● **Goal**
Duplicate all of the material that follows, line for line, without altering anything.

[Items from a dataset]

........

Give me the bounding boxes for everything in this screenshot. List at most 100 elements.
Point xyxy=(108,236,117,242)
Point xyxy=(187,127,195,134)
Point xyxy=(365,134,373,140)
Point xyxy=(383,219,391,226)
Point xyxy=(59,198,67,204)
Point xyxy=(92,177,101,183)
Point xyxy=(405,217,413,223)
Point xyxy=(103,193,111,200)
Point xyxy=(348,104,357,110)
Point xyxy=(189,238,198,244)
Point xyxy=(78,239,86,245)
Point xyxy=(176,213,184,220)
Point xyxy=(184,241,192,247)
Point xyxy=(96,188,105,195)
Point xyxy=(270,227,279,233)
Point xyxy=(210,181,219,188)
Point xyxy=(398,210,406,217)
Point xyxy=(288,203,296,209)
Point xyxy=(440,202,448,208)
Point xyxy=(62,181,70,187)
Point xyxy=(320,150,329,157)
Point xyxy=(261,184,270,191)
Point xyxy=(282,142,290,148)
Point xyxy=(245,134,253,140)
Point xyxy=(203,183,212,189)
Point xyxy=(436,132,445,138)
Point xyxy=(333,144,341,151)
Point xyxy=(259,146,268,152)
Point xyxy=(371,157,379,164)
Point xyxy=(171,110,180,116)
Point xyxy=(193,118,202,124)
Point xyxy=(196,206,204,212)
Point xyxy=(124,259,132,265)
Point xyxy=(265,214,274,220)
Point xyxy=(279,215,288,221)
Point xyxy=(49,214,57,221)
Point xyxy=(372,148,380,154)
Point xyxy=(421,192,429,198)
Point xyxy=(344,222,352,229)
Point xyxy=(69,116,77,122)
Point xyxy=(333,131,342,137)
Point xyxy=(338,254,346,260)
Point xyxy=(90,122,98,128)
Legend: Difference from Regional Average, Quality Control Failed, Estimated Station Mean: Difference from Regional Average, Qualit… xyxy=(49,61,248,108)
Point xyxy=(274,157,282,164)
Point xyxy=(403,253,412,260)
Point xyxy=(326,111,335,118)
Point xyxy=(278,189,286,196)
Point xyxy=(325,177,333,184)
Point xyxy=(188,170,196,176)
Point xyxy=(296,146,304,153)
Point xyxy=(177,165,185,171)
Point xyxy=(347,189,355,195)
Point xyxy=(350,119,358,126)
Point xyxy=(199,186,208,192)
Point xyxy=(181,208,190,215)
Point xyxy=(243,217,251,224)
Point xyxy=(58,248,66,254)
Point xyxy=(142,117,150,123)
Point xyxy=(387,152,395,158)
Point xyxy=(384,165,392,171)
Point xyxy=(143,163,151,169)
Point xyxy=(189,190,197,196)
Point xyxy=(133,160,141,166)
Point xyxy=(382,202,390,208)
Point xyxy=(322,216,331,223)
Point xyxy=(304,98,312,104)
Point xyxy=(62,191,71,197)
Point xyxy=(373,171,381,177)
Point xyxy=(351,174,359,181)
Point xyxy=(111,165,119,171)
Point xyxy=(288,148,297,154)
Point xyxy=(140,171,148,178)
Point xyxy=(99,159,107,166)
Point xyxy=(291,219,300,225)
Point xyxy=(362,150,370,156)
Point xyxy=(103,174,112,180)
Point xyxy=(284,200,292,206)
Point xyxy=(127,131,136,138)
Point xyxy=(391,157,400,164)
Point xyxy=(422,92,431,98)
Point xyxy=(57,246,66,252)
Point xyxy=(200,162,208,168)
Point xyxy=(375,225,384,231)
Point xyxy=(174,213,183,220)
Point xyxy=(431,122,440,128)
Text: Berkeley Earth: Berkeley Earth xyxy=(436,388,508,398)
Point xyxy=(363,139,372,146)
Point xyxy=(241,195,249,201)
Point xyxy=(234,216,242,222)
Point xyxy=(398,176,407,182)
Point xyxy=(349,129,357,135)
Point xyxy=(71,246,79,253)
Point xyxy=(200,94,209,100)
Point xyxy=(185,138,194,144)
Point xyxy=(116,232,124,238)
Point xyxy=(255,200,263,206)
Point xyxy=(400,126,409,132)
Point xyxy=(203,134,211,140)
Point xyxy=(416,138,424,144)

........

● **Answer to the problem**
Give me the bounding boxes for everything in this screenshot. List at most 100 elements.
Point xyxy=(108,236,117,242)
Point xyxy=(187,127,195,134)
Point xyxy=(365,134,373,140)
Point xyxy=(383,219,391,226)
Point xyxy=(59,198,67,204)
Point xyxy=(92,177,101,183)
Point xyxy=(405,217,413,223)
Point xyxy=(103,193,111,200)
Point xyxy=(348,104,357,110)
Point xyxy=(189,238,198,244)
Point xyxy=(78,239,86,245)
Point xyxy=(176,213,184,220)
Point xyxy=(184,241,192,247)
Point xyxy=(96,188,105,195)
Point xyxy=(270,227,279,233)
Point xyxy=(210,181,219,188)
Point xyxy=(398,210,406,217)
Point xyxy=(288,203,296,209)
Point xyxy=(440,202,448,208)
Point xyxy=(62,181,70,187)
Point xyxy=(320,150,329,157)
Point xyxy=(261,184,270,191)
Point xyxy=(282,142,290,148)
Point xyxy=(245,134,253,140)
Point xyxy=(203,183,212,189)
Point xyxy=(436,132,445,138)
Point xyxy=(333,144,341,151)
Point xyxy=(259,146,268,152)
Point xyxy=(371,157,379,164)
Point xyxy=(171,110,180,116)
Point xyxy=(193,118,202,124)
Point xyxy=(196,206,204,212)
Point xyxy=(124,259,132,265)
Point xyxy=(265,214,274,220)
Point xyxy=(279,215,288,221)
Point xyxy=(49,214,57,221)
Point xyxy=(372,148,380,154)
Point xyxy=(421,192,429,198)
Point xyxy=(344,222,352,229)
Point xyxy=(69,116,77,122)
Point xyxy=(333,131,342,137)
Point xyxy=(338,254,346,260)
Point xyxy=(90,122,98,128)
Legend: Difference from Regional Average, Quality Control Failed, Estimated Station Mean: Difference from Regional Average, Qualit… xyxy=(49,61,248,108)
Point xyxy=(274,157,282,164)
Point xyxy=(403,253,412,260)
Point xyxy=(326,111,335,118)
Point xyxy=(278,189,286,196)
Point xyxy=(325,177,333,184)
Point xyxy=(188,170,196,176)
Point xyxy=(296,146,304,153)
Point xyxy=(177,165,185,171)
Point xyxy=(347,189,355,195)
Point xyxy=(350,119,358,126)
Point xyxy=(199,186,208,192)
Point xyxy=(181,208,190,215)
Point xyxy=(243,217,251,224)
Point xyxy=(58,248,66,254)
Point xyxy=(142,117,150,123)
Point xyxy=(387,152,395,158)
Point xyxy=(384,165,392,171)
Point xyxy=(143,163,151,169)
Point xyxy=(189,190,197,196)
Point xyxy=(133,160,141,166)
Point xyxy=(382,202,390,208)
Point xyxy=(322,216,331,223)
Point xyxy=(304,98,312,104)
Point xyxy=(62,191,71,197)
Point xyxy=(373,171,381,177)
Point xyxy=(351,174,359,181)
Point xyxy=(111,165,119,171)
Point xyxy=(288,148,297,154)
Point xyxy=(140,171,148,178)
Point xyxy=(99,159,107,166)
Point xyxy=(291,219,300,225)
Point xyxy=(362,150,370,156)
Point xyxy=(103,174,112,180)
Point xyxy=(284,200,292,206)
Point xyxy=(127,131,136,138)
Point xyxy=(391,157,400,164)
Point xyxy=(422,92,431,98)
Point xyxy=(57,246,66,252)
Point xyxy=(200,162,208,168)
Point xyxy=(375,225,384,231)
Point xyxy=(174,213,183,220)
Point xyxy=(431,122,440,128)
Text: Berkeley Earth: Berkeley Earth xyxy=(436,388,508,398)
Point xyxy=(363,139,372,146)
Point xyxy=(241,195,249,201)
Point xyxy=(234,216,242,222)
Point xyxy=(398,176,407,182)
Point xyxy=(349,129,357,135)
Point xyxy=(71,246,79,253)
Point xyxy=(200,94,209,100)
Point xyxy=(185,138,194,144)
Point xyxy=(116,232,124,238)
Point xyxy=(255,200,263,206)
Point xyxy=(400,126,409,132)
Point xyxy=(203,134,211,140)
Point xyxy=(416,138,424,144)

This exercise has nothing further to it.